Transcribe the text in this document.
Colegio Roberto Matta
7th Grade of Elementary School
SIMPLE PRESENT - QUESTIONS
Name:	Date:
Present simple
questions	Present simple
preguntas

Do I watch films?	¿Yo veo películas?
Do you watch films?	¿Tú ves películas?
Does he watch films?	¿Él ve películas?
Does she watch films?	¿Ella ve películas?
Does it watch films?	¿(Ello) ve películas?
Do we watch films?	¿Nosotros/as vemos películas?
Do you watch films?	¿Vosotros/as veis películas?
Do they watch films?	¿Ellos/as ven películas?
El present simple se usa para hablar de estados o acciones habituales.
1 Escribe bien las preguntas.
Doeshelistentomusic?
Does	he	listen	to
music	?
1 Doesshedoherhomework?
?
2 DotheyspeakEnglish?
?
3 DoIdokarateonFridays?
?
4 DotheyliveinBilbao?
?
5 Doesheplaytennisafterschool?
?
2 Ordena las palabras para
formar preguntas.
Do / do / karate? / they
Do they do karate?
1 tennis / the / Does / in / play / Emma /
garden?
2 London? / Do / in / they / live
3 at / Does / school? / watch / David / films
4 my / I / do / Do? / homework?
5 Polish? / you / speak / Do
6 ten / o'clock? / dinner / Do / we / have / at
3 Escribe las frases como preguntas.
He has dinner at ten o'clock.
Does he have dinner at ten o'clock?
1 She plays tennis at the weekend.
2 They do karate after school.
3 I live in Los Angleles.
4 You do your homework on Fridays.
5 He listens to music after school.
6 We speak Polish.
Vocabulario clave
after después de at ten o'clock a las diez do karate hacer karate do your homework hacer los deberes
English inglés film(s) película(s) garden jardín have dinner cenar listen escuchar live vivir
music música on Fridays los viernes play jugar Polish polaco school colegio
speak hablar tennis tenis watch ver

WRITTEN EXERCISE ::
Repeat each record exactly, leaving nothing out.

CORRECT RESPONSE ::
Transcribe the text in this document.
Colegio Roberto Matta
7th Grade of Elementary School
SIMPLE PRESENT - QUESTIONS
Name:	Date:
Present simple
questions	Present simple
preguntas

Do I watch films?	¿Yo veo películas?
Do you watch films?	¿Tú ves películas?
Does he watch films?	¿Él ve películas?
Does she watch films?	¿Ella ve películas?
Does it watch films?	¿(Ello) ve películas?
Do we watch films?	¿Nosotros/as vemos películas?
Do you watch films?	¿Vosotros/as veis películas?
Do they watch films?	¿Ellos/as ven películas?
El present simple se usa para hablar de estados o acciones habituales.
1 Escribe bien las preguntas.
Doeshelistentomusic?
Does	he	listen	to
music	?
1 Doesshedoherhomework?
?
2 DotheyspeakEnglish?
?
3 DoIdokarateonFridays?
?
4 DotheyliveinBilbao?
?
5 Doesheplaytennisafterschool?
?
2 Ordena las palabras para
formar preguntas.
Do / do / karate? / they
Do they do karate?
1 tennis / the / Does / in / play / Emma /
garden?
2 London? / Do / in / they / live
3 at / Does / school? / watch / David / films
4 my / I / do / Do? / homework?
5 Polish? / you / speak / Do
6 ten / o'clock? / dinner / Do / we / have / at
3 Escribe las frases como preguntas.
He has dinner at ten o'clock.
Does he have dinner at ten o'clock?
1 She plays tennis at the weekend.
2 They do karate after school.
3 I live in Los Angleles.
4 You do your homework on Fridays.
5 He listens to music after school.
6 We speak Polish.
Vocabulario clave
after después de at ten o'clock a las diez do karate hacer karate do your homework hacer los deberes
English inglés film(s) película(s) garden jardín have dinner cenar listen escuchar live vivir
music música on Fridays los viernes play jugar Polish polaco school colegio
speak hablar tennis tenis watch ver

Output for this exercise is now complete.